Locate the word "الملك" in the data below, then copy every line that holds it.

━━ The data ━━

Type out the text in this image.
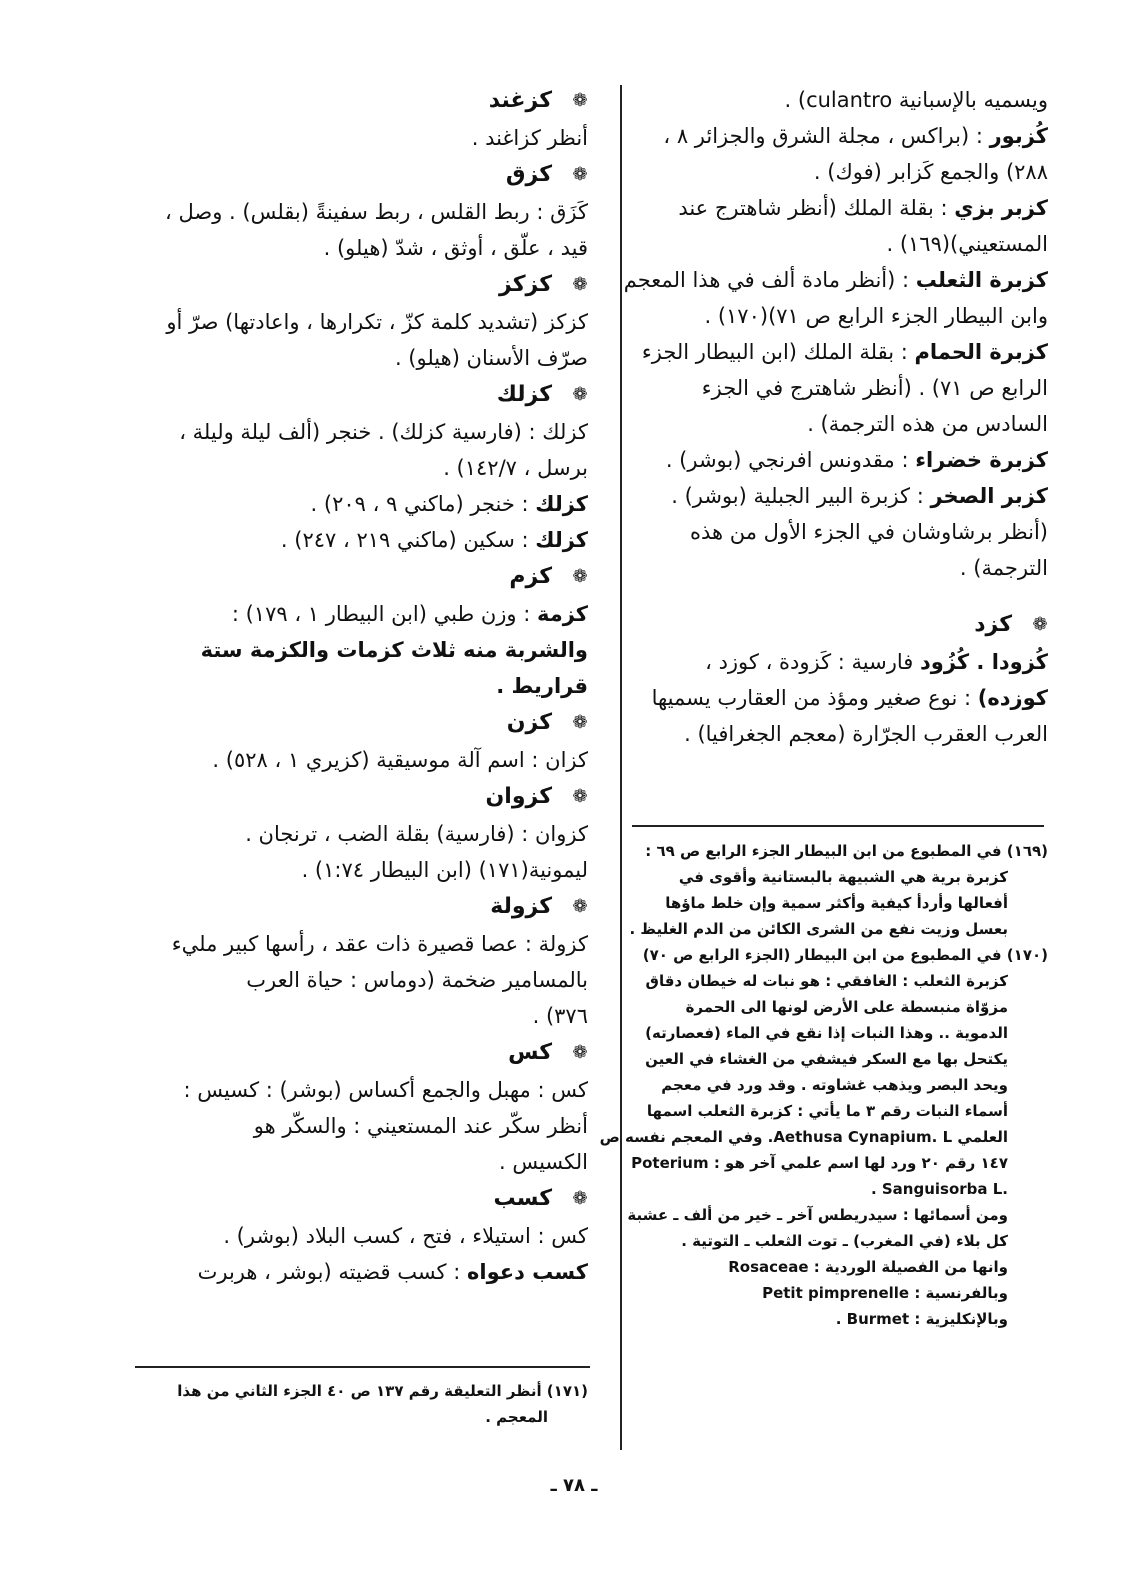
ويسميه بالإسبانية culantro) .
كُزبور : (براكس ، مجلة الشرق والجزائر ٨ ،
٢٨٨) والجمع كَزابر (فوك) .
كزبر بزي : بقلة الملك (أنظر شاهترج عند
المستعيني)(١٦٩) .
كزبرة الثعلب : (أنظر مادة ألف في هذا المعجم
وابن البيطار الجزء الرابع ص ٧١)(١٧٠) .
كزبرة الحمام : بقلة الملك (ابن البيطار الجزء
الرابع ص ٧١) . (أنظر شاهترج في الجزء
السادس من هذه الترجمة) .
كزبرة خضراء : مقدونس افرنجي (بوشر) .
كزبر الصخر : كزبرة البير الجبلية (بوشر) .
(أنظر برشاوشان في الجزء الأول من هذه
الترجمة) .
❁
كزد
كُزودا . كُزُود فارسية : كَزودة ، كوزد ،
كوزده) : نوع صغير ومؤذ من العقارب يسميها
العرب العقرب الجرّارة (معجم الجغرافيا) .
(١٦٩) في المطبوع من ابن البيطار الجزء الرابع ص ٦٩ :
كزبرة برية هي الشبيهة بالبستانية وأقوى في
أفعالها وأردأ كيفية وأكثر سمية وإن خلط ماؤها
بعسل وزيت نفع من الشرى الكائن من الدم الغليظ .
(١٧٠) في المطبوع من ابن البيطار (الجزء الرابع ص ٧٠)
كزبرة الثعلب : الغافقي : هو نبات له خيطان دقاق
مزوّاة منبسطة على الأرض لونها الى الحمرة
الدموية .. وهذا النبات إذا نقع في الماء (فعصارته)
يكتحل بها مع السكر فيشفي من الغشاء في العين
ويحد البصر ويذهب غشاوته . وقد ورد في معجم
أسماء النبات رقم ٣ ما يأتي : كزبرة الثعلب اسمها
العلمي Aethusa Cynapium. L. وفي المعجم نفسه ص
١٤٧ رقم ٢٠ ورد لها اسم علمي آخر هو : Poterium
. Sanguisorba L.
ومن أسمائها : سيدريطس آخر ـ خير من ألف ـ عشبة
كل بلاء (في المغرب) ـ توت الثعلب ـ التوتية .
وانها من الفصيلة الوردية : Rosaceae
وبالفرنسية : Petit pimprenelle
وبالإنكليزية : Burmet .
❁
كزغند
أنظر كزاغند .
❁
كزق
كَزَق : ربط القلس ، ربط سفينةً (بقلس) . وصل ،
قيد ، علّق ، أوثق ، شدّ (هيلو) .
❁
كزكز
كزكز (تشديد كلمة كزّ ، تكرارها ، واعادتها) صرّ أو
صرّف الأسنان (هيلو) .
❁
كزلك
كزلك : (فارسية كزلك) . خنجر (ألف ليلة وليلة ،
برسل ، ١٤٢/٧) .
كزلك : خنجر (ماكني ٩ ، ٢٠٩) .
كزلك : سكين (ماكني ٢١٩ ، ٢٤٧) .
❁
كزم
كزمة : وزن طبي (ابن البيطار ١ ، ١٧٩) :
والشربة منه ثلاث كزمات والكزمة ستة
قراريط .
❁
كزن
كزان : اسم آلة موسيقية (كزيري ١ ، ٥٢٨) .
❁
كزوان
كزوان : (فارسية) بقلة الضب ، ترنجان .
ليمونية(١٧١) (ابن البيطار ١:٧٤) .
❁
كزولة
كزولة : عصا قصيرة ذات عقد ، رأسها كبير مليء
بالمسامير ضخمة (دوماس : حياة العرب
٣٧٦) .
❁
كس
كس : مهبل والجمع أكساس (بوشر) : كسيس :
أنظر سكّر عند المستعيني : والسكّر هو
الكسيس .
❁
كسب
كس : استيلاء ، فتح ، كسب البلاد (بوشر) .
كسب دعواه : كسب قضيته (بوشر ، هربرت
(١٧١) أنظر التعليقة رقم ١٣٧ ص ٤٠ الجزء الثاني من هذا
المعجم .
ـ ٧٨ ـ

━━━

Answer to this task ->
كزبر بزي : بقلة الملك (أنظر شاهترج عند
كزبرة الحمام : بقلة الملك (ابن البيطار الجزء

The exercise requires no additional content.